• _Exercise task_: Determine how many lines contain the string "столица" and reply with that number alone.

[Extracted data entries]
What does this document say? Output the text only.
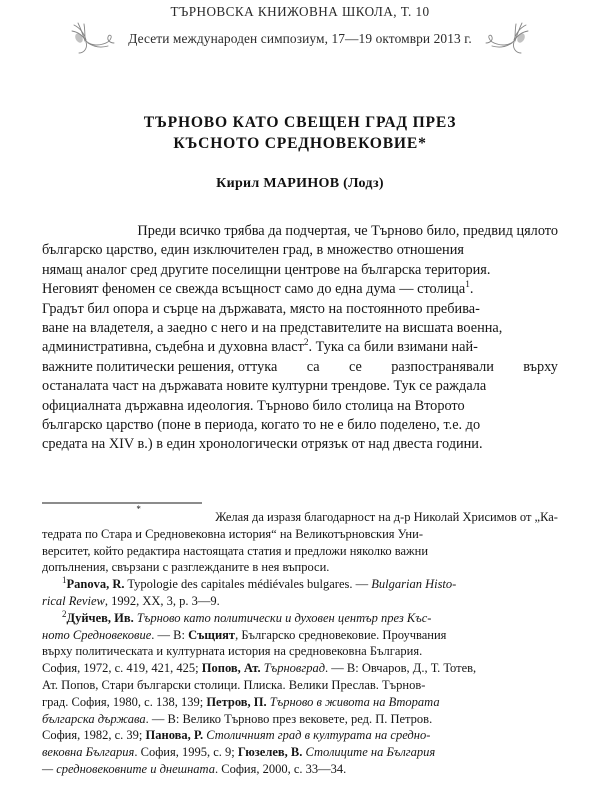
ТЪРНОВСКА КНИЖОВНА ШКОЛА, Т. 10
Десети международен симпозиум, 17—19 октомври 2013 г.
ТЪРНОВО КАТО СВЕЩЕН ГРАД ПРЕЗ
КЪСНОТО СРЕДНОВЕКОВИЕ*
Кирил МАРИНОВ (Лодз)

Преди всичко трябва да подчертая, че Търново било, предвид цялото
българско царство, един изключителен град, в множество отношения
нямащ аналог сред другите поселищни центрове на българска територия.
Неговият феномен се свежда всъщност само до една дума — столица$^1$.
Градът бил опора и сърце на държавата, място на постоянното пребива-
ване на владетеля, а заедно с него и на представителите на висшата военна,
административна, съдебна и духовна власт$^2$. Тука са били взимани най-
важните политически решения, оттука са се разпостранявали върху
останалата част на държавата новите културни трендове. Тук се раждала
официалната държавна идеология. Търново било столица на Второто
българско царство (поне в периода, когато то не е било поделено, т.е. до
средата на XIV в.) в един хронологически отрязък от над двеста години.

*
Желая да изразя благодарност на д-р Николай Хрисимов от „Ка-
тедрата по Стара и Средновековна история“ на Великотърновския Уни-
верситет, който редактира настоящата статия и предложи няколко важни
допълнения, свързани с разглежданите в нея въпроси.

$^1$Panova, R. Typologie des capitales médiévales bulgares. — Bulgarian Histo-
rical Review, 1992, XX, 3, p. 3—9.

$^2$Дуйчев, Ив. Търново като политически и духовен център през Къс-
ното Средновековие. — В: Същият, Българско средновековие. Проучвания
върху политическата и културната история на средновековна България.
София, 1972, с. 419, 421, 425; Попов, Ат. Търновград. — В: Овчаров, Д., Т. Тотев,
Ат. Попов, Стари български столици. Плиска. Велики Преслав. Търнов-
град. София, 1980, с. 138, 139; Петров, П. Търново в живота на Втората
българска държава. — В: Велико Търново през вековете, ред. П. Петров.
София, 1982, с. 39; Панова, Р. Столичният град в културата на средно-
вековна България. София, 1995, с. 9; Гюзелев, В. Столиците на България
— средновековните и днешната. София, 2000, с. 33—34.
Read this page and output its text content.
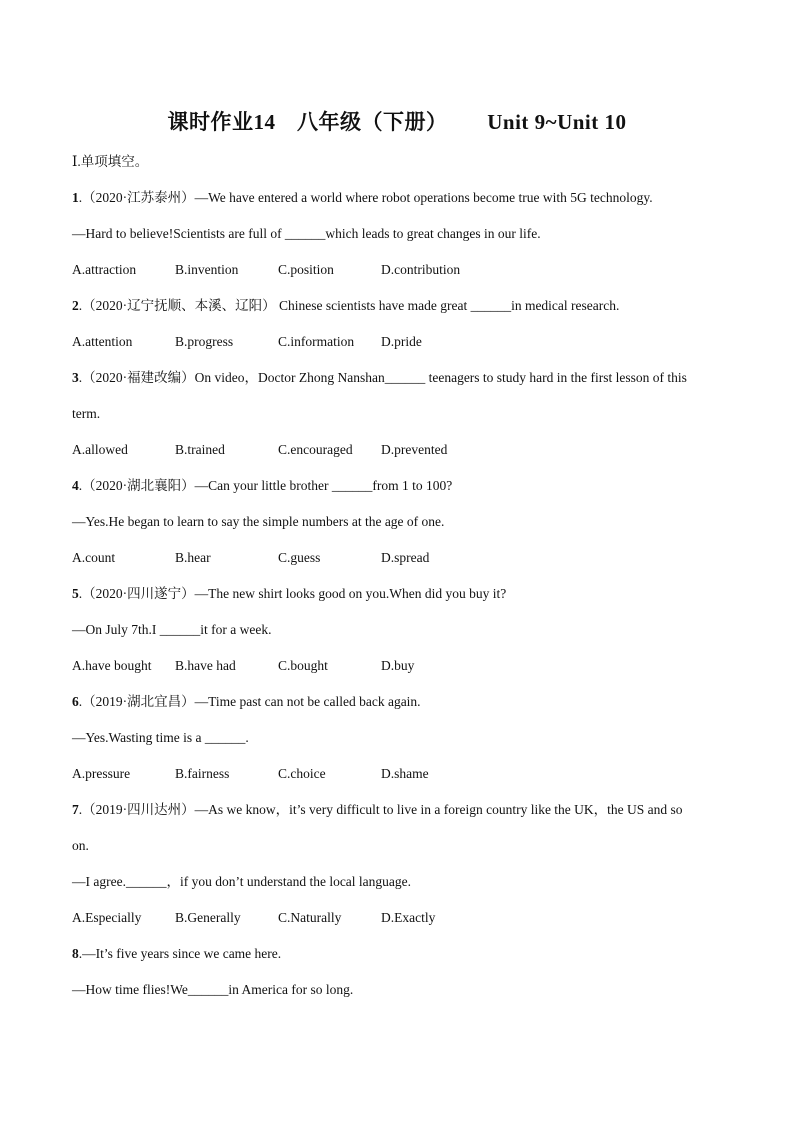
课时作业14　八年级（下册） Unit 9~Unit 10
Ⅰ.单项填空。
1.（2020·江苏泰州）—We have entered a world where robot operations become true with 5G technology.
—Hard to believe!Scientists are full of ______which leads to great changes in our life.
A.attraction	B.invention	C.position	D.contribution
2.（2020·辽宁抚顺、本溪、辽阳） Chinese scientists have made great ______in medical research.
A.attention	B.progress	C.information	D.pride
3.（2020·福建改编）On video，Doctor Zhong Nanshan______ teenagers to study hard in the first lesson of this
term.
A.allowed	B.trained	C.encouraged	D.prevented
4.（2020·湖北襄阳）—Can your little brother ______from 1 to 100?
—Yes.He began to learn to say the simple numbers at the age of one.
A.count	B.hear	C.guess	D.spread
5.（2020·四川遂宁）—The new shirt looks good on you.When did you buy it?
—On July 7th.I ______it for a week.
A.have bought	B.have had	C.bought	D.buy
6.（2019·湖北宜昌）—Time past can not be called back again.
—Yes.Wasting time is a ______.
A.pressure	B.fairness	C.choice	D.shame
7.（2019·四川达州）—As we know，it’s very difficult to live in a foreign country like the UK，the US and so
on.
—I agree.______，if you don’t understand the local language.
A.Especially	B.Generally	C.Naturally	D.Exactly
8.—It’s five years since we came here.
—How time flies!We______in America for so long.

• _Completed task_: 2